BEGIN Material for this exercise
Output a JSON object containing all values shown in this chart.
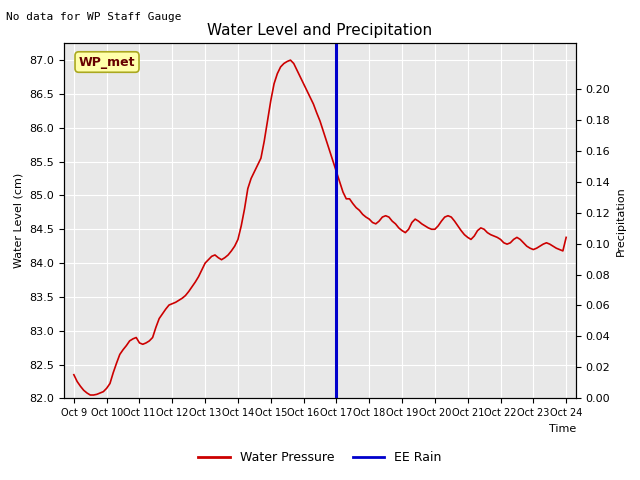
{
  "title": "Water Level and Precipitation",
  "top_left_text": "No data for WP Staff Gauge",
  "xlabel": "Time",
  "ylabel_left": "Water Level (cm)",
  "ylabel_right": "Precipitation",
  "legend_label_red": "Water Pressure",
  "legend_label_blue": "EE Rain",
  "annotation_box": "WP_met",
  "ylim_left": [
    82.0,
    87.25
  ],
  "ylim_right": [
    0.0,
    0.2294
  ],
  "yticks_left": [
    82.0,
    82.5,
    83.0,
    83.5,
    84.0,
    84.5,
    85.0,
    85.5,
    86.0,
    86.5,
    87.0
  ],
  "yticks_right": [
    0.0,
    0.02,
    0.04,
    0.06,
    0.08,
    0.1,
    0.12,
    0.14,
    0.16,
    0.18,
    0.2
  ],
  "vline_x": 17.0,
  "background_color": "#e8e8e8",
  "red_line_color": "#cc0000",
  "blue_line_color": "#0000cc",
  "annotation_box_color": "#ffffaa",
  "annotation_text_color": "#660000",
  "x_tick_labels": [
    "Oct 9",
    "Oct 10",
    "Oct 11",
    "Oct 12",
    "Oct 13",
    "Oct 14",
    "Oct 15",
    "Oct 16",
    "Oct 17",
    "Oct 18",
    "Oct 19",
    "Oct 20",
    "Oct 21",
    "Oct 22",
    "Oct 23",
    "Oct 24"
  ],
  "x_tick_positions": [
    9,
    10,
    11,
    12,
    13,
    14,
    15,
    16,
    17,
    18,
    19,
    20,
    21,
    22,
    23,
    24
  ],
  "xlim": [
    8.7,
    24.3
  ],
  "water_level_x": [
    9.0,
    9.1,
    9.2,
    9.3,
    9.4,
    9.5,
    9.6,
    9.7,
    9.8,
    9.9,
    10.0,
    10.1,
    10.2,
    10.3,
    10.4,
    10.5,
    10.6,
    10.7,
    10.8,
    10.9,
    11.0,
    11.1,
    11.2,
    11.3,
    11.4,
    11.5,
    11.6,
    11.7,
    11.8,
    11.9,
    12.0,
    12.1,
    12.2,
    12.3,
    12.4,
    12.5,
    12.6,
    12.7,
    12.8,
    12.9,
    13.0,
    13.1,
    13.2,
    13.3,
    13.4,
    13.5,
    13.6,
    13.7,
    13.8,
    13.9,
    14.0,
    14.1,
    14.2,
    14.3,
    14.4,
    14.5,
    14.6,
    14.7,
    14.8,
    14.9,
    15.0,
    15.1,
    15.2,
    15.3,
    15.4,
    15.5,
    15.6,
    15.7,
    15.8,
    15.9,
    16.0,
    16.1,
    16.2,
    16.3,
    16.4,
    16.5,
    16.6,
    16.7,
    16.8,
    16.9,
    17.0,
    17.1,
    17.2,
    17.3,
    17.4,
    17.5,
    17.6,
    17.7,
    17.8,
    17.9,
    18.0,
    18.1,
    18.2,
    18.3,
    18.4,
    18.5,
    18.6,
    18.7,
    18.8,
    18.9,
    19.0,
    19.1,
    19.2,
    19.3,
    19.4,
    19.5,
    19.6,
    19.7,
    19.8,
    19.9,
    20.0,
    20.1,
    20.2,
    20.3,
    20.4,
    20.5,
    20.6,
    20.7,
    20.8,
    20.9,
    21.0,
    21.1,
    21.2,
    21.3,
    21.4,
    21.5,
    21.6,
    21.7,
    21.8,
    21.9,
    22.0,
    22.1,
    22.2,
    22.3,
    22.4,
    22.5,
    22.6,
    22.7,
    22.8,
    22.9,
    23.0,
    23.1,
    23.2,
    23.3,
    23.4,
    23.5,
    23.6,
    23.7,
    23.8,
    23.9,
    24.0
  ],
  "water_level_y": [
    82.35,
    82.25,
    82.18,
    82.12,
    82.08,
    82.05,
    82.05,
    82.06,
    82.08,
    82.1,
    82.15,
    82.22,
    82.38,
    82.52,
    82.65,
    82.72,
    82.78,
    82.85,
    82.88,
    82.9,
    82.82,
    82.8,
    82.82,
    82.85,
    82.9,
    83.05,
    83.18,
    83.25,
    83.32,
    83.38,
    83.4,
    83.42,
    83.45,
    83.48,
    83.52,
    83.58,
    83.65,
    83.72,
    83.8,
    83.9,
    84.0,
    84.05,
    84.1,
    84.12,
    84.08,
    84.05,
    84.08,
    84.12,
    84.18,
    84.25,
    84.35,
    84.55,
    84.8,
    85.1,
    85.25,
    85.35,
    85.45,
    85.55,
    85.8,
    86.1,
    86.4,
    86.65,
    86.8,
    86.9,
    86.95,
    86.98,
    87.0,
    86.95,
    86.85,
    86.75,
    86.65,
    86.55,
    86.45,
    86.35,
    86.22,
    86.1,
    85.95,
    85.8,
    85.65,
    85.5,
    85.35,
    85.2,
    85.05,
    84.95,
    84.95,
    84.88,
    84.82,
    84.78,
    84.72,
    84.68,
    84.65,
    84.6,
    84.58,
    84.62,
    84.68,
    84.7,
    84.68,
    84.62,
    84.58,
    84.52,
    84.48,
    84.45,
    84.5,
    84.6,
    84.65,
    84.62,
    84.58,
    84.55,
    84.52,
    84.5,
    84.5,
    84.55,
    84.62,
    84.68,
    84.7,
    84.68,
    84.62,
    84.55,
    84.48,
    84.42,
    84.38,
    84.35,
    84.4,
    84.48,
    84.52,
    84.5,
    84.45,
    84.42,
    84.4,
    84.38,
    84.35,
    84.3,
    84.28,
    84.3,
    84.35,
    84.38,
    84.35,
    84.3,
    84.25,
    84.22,
    84.2,
    84.22,
    84.25,
    84.28,
    84.3,
    84.28,
    84.25,
    84.22,
    84.2,
    84.18,
    84.38
  ]
}
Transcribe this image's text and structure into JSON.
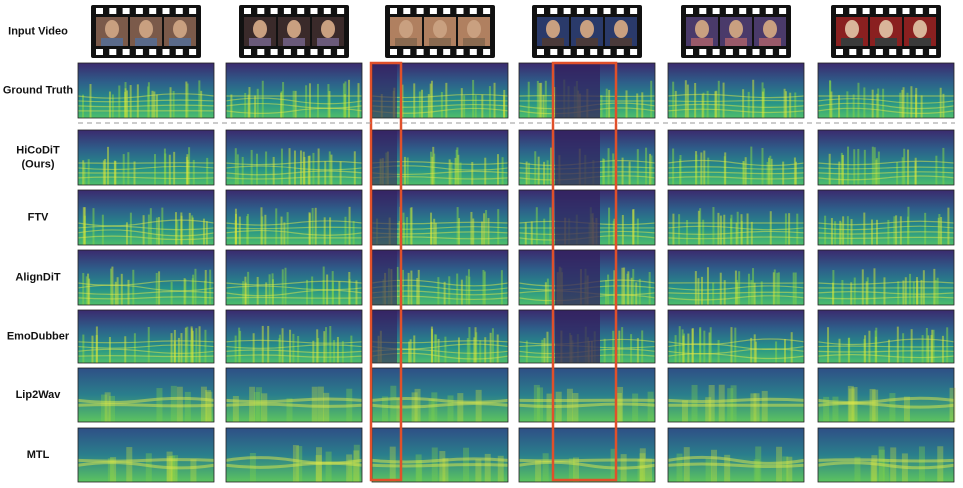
{
  "rows": [
    {
      "lines": [
        "Input Video"
      ]
    },
    {
      "lines": [
        "Ground Truth"
      ]
    },
    {
      "lines": [
        "HiCoDiT",
        "(Ours)"
      ]
    },
    {
      "lines": [
        "FTV"
      ]
    },
    {
      "lines": [
        "AlignDiT"
      ]
    },
    {
      "lines": [
        "EmoDubber"
      ]
    },
    {
      "lines": [
        "Lip2Wav"
      ]
    },
    {
      "lines": [
        "MTL"
      ]
    }
  ]
}
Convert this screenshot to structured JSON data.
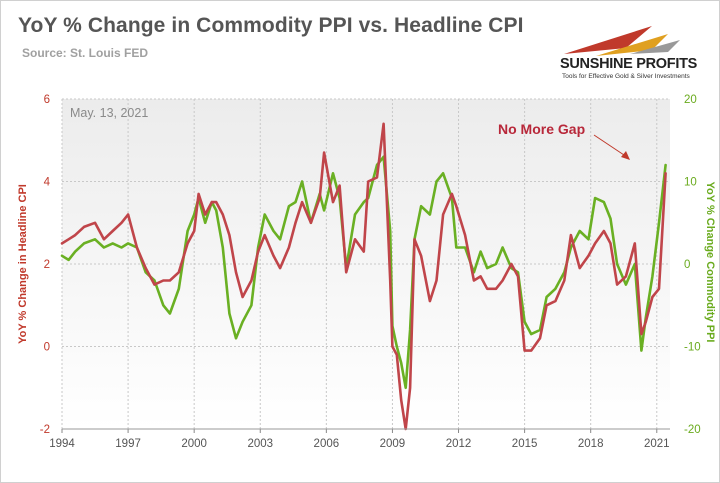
{
  "header": {
    "title": "YoY % Change in Commodity PPI vs. Headline CPI",
    "source": "Source: St. Louis FED"
  },
  "logo": {
    "name": "SUNSHINE PROFITS",
    "tagline": "Tools for Effective Gold & Silver Investments"
  },
  "colors": {
    "cpi": "#c0454a",
    "ppi": "#6ab023",
    "annotation": "#b8283a",
    "date_label": "#8a8a8a"
  },
  "chart_data": {
    "type": "line",
    "date_label": "May. 13, 2021",
    "annotation": "No More Gap",
    "x_ticks": [
      "1994",
      "1997",
      "2000",
      "2003",
      "2006",
      "2009",
      "2012",
      "2015",
      "2018",
      "2021"
    ],
    "x_range": [
      1994,
      2021.6
    ],
    "y_left": {
      "label": "YoY % Change in Headline CPI",
      "range": [
        -2,
        6
      ],
      "ticks": [
        "-2",
        "0",
        "2",
        "4",
        "6"
      ]
    },
    "y_right": {
      "label": "YoY % Change Commodity PPI",
      "range": [
        -20,
        20
      ],
      "ticks": [
        "-20",
        "-10",
        "0",
        "10",
        "20"
      ]
    },
    "grid": true,
    "series": [
      {
        "axis": "left",
        "x": [
          1994.0,
          1994.3,
          1994.6,
          1995.0,
          1995.5,
          1995.9,
          1996.3,
          1996.7,
          1997.0,
          1997.4,
          1997.8,
          1998.2,
          1998.6,
          1998.9,
          1999.3,
          1999.7,
          2000.0,
          2000.2,
          2000.5,
          2000.8,
          2001.0,
          2001.3,
          2001.6,
          2001.9,
          2002.2,
          2002.6,
          2002.9,
          2003.2,
          2003.6,
          2003.9,
          2004.3,
          2004.6,
          2004.9,
          2005.3,
          2005.7,
          2005.9,
          2006.3,
          2006.6,
          2006.9,
          2007.3,
          2007.7,
          2007.9,
          2008.3,
          2008.6,
          2008.9,
          2009.0,
          2009.2,
          2009.4,
          2009.6,
          2009.8,
          2010.0,
          2010.3,
          2010.7,
          2011.0,
          2011.3,
          2011.7,
          2011.9,
          2012.3,
          2012.7,
          2013.0,
          2013.3,
          2013.7,
          2014.0,
          2014.4,
          2014.7,
          2015.0,
          2015.3,
          2015.7,
          2016.0,
          2016.4,
          2016.8,
          2017.1,
          2017.5,
          2017.9,
          2018.2,
          2018.6,
          2018.9,
          2019.2,
          2019.6,
          2020.0,
          2020.3,
          2020.5,
          2020.8,
          2021.1,
          2021.4
        ],
        "y": [
          2.5,
          2.6,
          2.7,
          2.9,
          3.0,
          2.6,
          2.8,
          3.0,
          3.2,
          2.4,
          1.9,
          1.5,
          1.6,
          1.6,
          1.8,
          2.5,
          2.8,
          3.7,
          3.2,
          3.5,
          3.5,
          3.2,
          2.7,
          1.8,
          1.2,
          1.6,
          2.3,
          2.7,
          2.2,
          1.9,
          2.4,
          3.0,
          3.5,
          3.0,
          3.6,
          4.7,
          3.5,
          3.9,
          1.8,
          2.6,
          2.3,
          4.0,
          4.1,
          5.4,
          1.6,
          0.0,
          -0.2,
          -1.3,
          -2.0,
          -1.0,
          2.6,
          2.2,
          1.1,
          1.6,
          3.2,
          3.7,
          3.4,
          2.7,
          1.6,
          1.7,
          1.4,
          1.4,
          1.6,
          2.0,
          1.7,
          -0.1,
          -0.1,
          0.2,
          1.0,
          1.1,
          1.6,
          2.7,
          1.9,
          2.2,
          2.5,
          2.8,
          2.5,
          1.5,
          1.7,
          2.5,
          0.3,
          0.6,
          1.2,
          1.4,
          4.2
        ]
      },
      {
        "axis": "right",
        "x": [
          1994.0,
          1994.3,
          1994.6,
          1995.0,
          1995.5,
          1995.9,
          1996.3,
          1996.7,
          1997.0,
          1997.4,
          1997.8,
          1998.2,
          1998.6,
          1998.9,
          1999.3,
          1999.7,
          2000.0,
          2000.2,
          2000.5,
          2000.8,
          2001.0,
          2001.3,
          2001.6,
          2001.9,
          2002.2,
          2002.6,
          2002.9,
          2003.2,
          2003.6,
          2003.9,
          2004.3,
          2004.6,
          2004.9,
          2005.3,
          2005.7,
          2005.9,
          2006.3,
          2006.6,
          2006.9,
          2007.3,
          2007.7,
          2007.9,
          2008.3,
          2008.6,
          2008.9,
          2009.0,
          2009.2,
          2009.4,
          2009.6,
          2009.8,
          2010.0,
          2010.3,
          2010.7,
          2011.0,
          2011.3,
          2011.7,
          2011.9,
          2012.3,
          2012.7,
          2013.0,
          2013.3,
          2013.7,
          2014.0,
          2014.4,
          2014.7,
          2015.0,
          2015.3,
          2015.7,
          2016.0,
          2016.4,
          2016.8,
          2017.1,
          2017.5,
          2017.9,
          2018.2,
          2018.6,
          2018.9,
          2019.2,
          2019.6,
          2020.0,
          2020.3,
          2020.5,
          2020.8,
          2021.1,
          2021.4
        ],
        "y": [
          1.0,
          0.5,
          1.5,
          2.5,
          3.0,
          2.0,
          2.5,
          2.0,
          2.5,
          2.0,
          -1.0,
          -2.0,
          -5.0,
          -6.0,
          -3.0,
          4.0,
          6.0,
          8.0,
          5.0,
          7.5,
          6.5,
          2.0,
          -6.0,
          -9.0,
          -7.0,
          -5.0,
          2.0,
          6.0,
          4.0,
          3.0,
          7.0,
          7.5,
          10.0,
          5.0,
          8.5,
          6.5,
          11.0,
          8.0,
          -0.5,
          6.0,
          7.5,
          8.0,
          12.0,
          13.0,
          4.0,
          -7.5,
          -10.0,
          -12.0,
          -15.0,
          -8.0,
          3.0,
          7.0,
          6.0,
          10.0,
          11.0,
          8.0,
          2.0,
          2.0,
          -1.0,
          1.5,
          -0.5,
          0.0,
          2.0,
          -0.5,
          -1.0,
          -7.0,
          -8.5,
          -8.0,
          -4.0,
          -3.0,
          -1.0,
          2.0,
          4.0,
          3.0,
          8.0,
          7.5,
          5.5,
          0.0,
          -2.5,
          0.0,
          -10.5,
          -6.5,
          -1.5,
          5.0,
          12.0
        ]
      }
    ]
  }
}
END Material for this exercise
Extract every line that has the string "JSON" in it.

Output a JSON object containing all values shown in this chart.
Transcribe this image's text and structure into JSON.
Convert this screenshot to structured JSON data.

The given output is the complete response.